Copy out all of the material exactly as presented.

Dataset records:
------------------------------------

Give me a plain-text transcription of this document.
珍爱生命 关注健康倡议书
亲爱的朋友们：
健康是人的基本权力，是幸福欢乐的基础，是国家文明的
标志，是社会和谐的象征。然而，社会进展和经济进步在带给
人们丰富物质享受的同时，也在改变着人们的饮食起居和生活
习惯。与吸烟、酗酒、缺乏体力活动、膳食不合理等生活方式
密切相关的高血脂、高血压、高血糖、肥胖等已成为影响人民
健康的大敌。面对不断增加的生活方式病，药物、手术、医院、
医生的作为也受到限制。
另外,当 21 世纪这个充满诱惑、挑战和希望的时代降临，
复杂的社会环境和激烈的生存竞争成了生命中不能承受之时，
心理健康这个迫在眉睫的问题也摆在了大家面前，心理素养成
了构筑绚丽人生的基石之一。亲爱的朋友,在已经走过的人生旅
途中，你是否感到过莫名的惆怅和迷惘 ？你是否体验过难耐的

------------------------------------

Exercise solution:
Give me a plain-text transcription of this document.
珍爱生命 关注健康倡议书
亲爱的朋友们：
健康是人的基本权力，是幸福欢乐的基础，是国家文明的
标志，是社会和谐的象征。然而，社会进展和经济进步在带给
人们丰富物质享受的同时，也在改变着人们的饮食起居和生活
习惯。与吸烟、酗酒、缺乏体力活动、膳食不合理等生活方式
密切相关的高血脂、高血压、高血糖、肥胖等已成为影响人民
健康的大敌。面对不断增加的生活方式病，药物、手术、医院、
医生的作为也受到限制。
另外,当 21 世纪这个充满诱惑、挑战和希望的时代降临，
复杂的社会环境和激烈的生存竞争成了生命中不能承受之时，
心理健康这个迫在眉睫的问题也摆在了大家面前，心理素养成
了构筑绚丽人生的基石之一。亲爱的朋友,在已经走过的人生旅
途中，你是否感到过莫名的惆怅和迷惘 ？你是否体验过难耐的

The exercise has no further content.